- **INSTRUCTIONS TO FOLLOW**
Make an exact copy of all the entries, but do not reproduce the pictures.

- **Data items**
'''

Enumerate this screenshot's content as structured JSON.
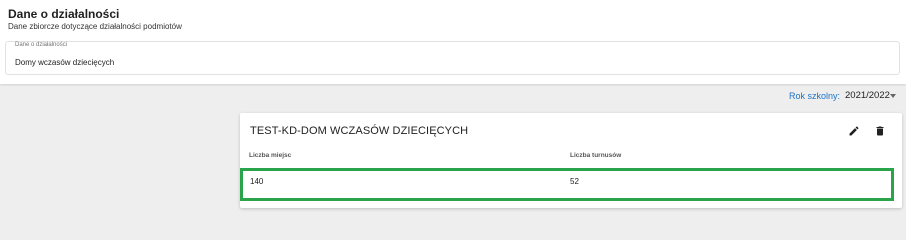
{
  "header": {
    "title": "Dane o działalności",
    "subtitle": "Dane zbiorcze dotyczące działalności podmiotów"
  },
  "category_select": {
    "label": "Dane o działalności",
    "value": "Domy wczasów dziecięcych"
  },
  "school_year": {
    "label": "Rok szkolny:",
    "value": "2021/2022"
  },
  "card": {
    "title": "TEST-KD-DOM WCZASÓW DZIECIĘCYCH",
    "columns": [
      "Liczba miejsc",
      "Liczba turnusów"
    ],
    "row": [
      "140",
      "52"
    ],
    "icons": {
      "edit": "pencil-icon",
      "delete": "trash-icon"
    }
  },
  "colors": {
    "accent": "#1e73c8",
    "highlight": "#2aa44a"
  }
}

'''

- **RESPONSE BELOW**
Enumerate this screenshot's content as structured JSON.
{
  "header": {
    "title": "Dane o działalności",
    "subtitle": "Dane zbiorcze dotyczące działalności podmiotów"
  },
  "category_select": {
    "label": "Dane o działalności",
    "value": "Domy wczasów dziecięcych"
  },
  "school_year": {
    "label": "Rok szkolny:",
    "value": "2021/2022"
  },
  "card": {
    "title": "TEST-KD-DOM WCZASÓW DZIECIĘCYCH",
    "columns": [
      "Liczba miejsc",
      "Liczba turnusów"
    ],
    "row": [
      "140",
      "52"
    ],
    "icons": {
      "edit": "pencil-icon",
      "delete": "trash-icon"
    }
  },
  "colors": {
    "accent": "#1e73c8",
    "highlight": "#2aa44a"
  }
}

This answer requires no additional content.